Recently more than 200 academics published an open letter in support of the demands for an economic system that abandons growth as its central objective, writes Francine Mestrum from Global Social Justice. In the European Parliament a major conference was organized on ‘post-growth’ and the European Trade Union Confederation held a ‘post-conference’ on the same topic.
The open letter contains many statements that can be questioned, since it is obvious that not all economic growth destroys nature. Care work, translations, insurances or gardening are but a few examples of economic activities that lead to growth without being destructive. If the unpaid household work of women were integrated into Gross Domestic Product, it would lead to 30 % growth … Destructive? Or evidence of the inadequacy of GDP as an indicator? While all of us can support the demand for measures accelerating the ecological transition, the demands for de-growth or zero growth are not so convincing. Many activities, especially in the service sector, lead to growth and are not damaging for the environment.

--- Source material ---
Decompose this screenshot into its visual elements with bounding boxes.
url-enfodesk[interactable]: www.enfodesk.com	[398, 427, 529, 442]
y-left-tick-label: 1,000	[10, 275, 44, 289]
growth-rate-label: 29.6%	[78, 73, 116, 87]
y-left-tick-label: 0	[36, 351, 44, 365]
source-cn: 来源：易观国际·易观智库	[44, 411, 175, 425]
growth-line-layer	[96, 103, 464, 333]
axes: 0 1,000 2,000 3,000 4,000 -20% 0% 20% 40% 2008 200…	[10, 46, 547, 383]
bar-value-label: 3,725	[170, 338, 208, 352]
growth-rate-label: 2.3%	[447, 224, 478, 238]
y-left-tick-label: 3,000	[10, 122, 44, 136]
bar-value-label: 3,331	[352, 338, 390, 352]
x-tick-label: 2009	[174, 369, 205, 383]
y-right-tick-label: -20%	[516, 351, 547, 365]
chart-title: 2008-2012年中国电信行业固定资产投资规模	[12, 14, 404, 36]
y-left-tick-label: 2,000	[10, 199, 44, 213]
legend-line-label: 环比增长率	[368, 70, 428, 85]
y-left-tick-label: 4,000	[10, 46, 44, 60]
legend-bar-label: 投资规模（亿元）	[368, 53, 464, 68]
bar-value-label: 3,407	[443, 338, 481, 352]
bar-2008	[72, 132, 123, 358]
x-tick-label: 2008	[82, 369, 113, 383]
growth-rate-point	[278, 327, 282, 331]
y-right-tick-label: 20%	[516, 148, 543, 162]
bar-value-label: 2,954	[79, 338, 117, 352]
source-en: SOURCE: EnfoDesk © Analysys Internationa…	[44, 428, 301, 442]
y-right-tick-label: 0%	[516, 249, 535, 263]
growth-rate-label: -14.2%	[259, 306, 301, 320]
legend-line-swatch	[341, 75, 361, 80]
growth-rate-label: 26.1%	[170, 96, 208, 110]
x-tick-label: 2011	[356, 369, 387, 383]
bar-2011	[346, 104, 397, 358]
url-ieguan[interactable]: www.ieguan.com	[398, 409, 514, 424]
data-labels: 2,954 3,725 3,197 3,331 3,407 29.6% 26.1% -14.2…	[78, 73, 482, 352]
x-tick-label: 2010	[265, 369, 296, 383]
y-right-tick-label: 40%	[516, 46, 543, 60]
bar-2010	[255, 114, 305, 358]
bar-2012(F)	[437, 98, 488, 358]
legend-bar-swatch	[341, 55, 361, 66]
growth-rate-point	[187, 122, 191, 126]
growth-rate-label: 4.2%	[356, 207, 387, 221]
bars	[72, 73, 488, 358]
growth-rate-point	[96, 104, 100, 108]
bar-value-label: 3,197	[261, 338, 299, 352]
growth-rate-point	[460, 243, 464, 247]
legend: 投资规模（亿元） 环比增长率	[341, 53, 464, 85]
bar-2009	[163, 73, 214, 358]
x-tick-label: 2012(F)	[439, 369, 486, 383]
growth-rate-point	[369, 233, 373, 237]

--- Exercise instructions ---
In the text on post-growth, what would happen to growth if women's unpaid household work were integrated into Gross Domestic Product?

--- Exercise result ---
It would lead to 30% growth.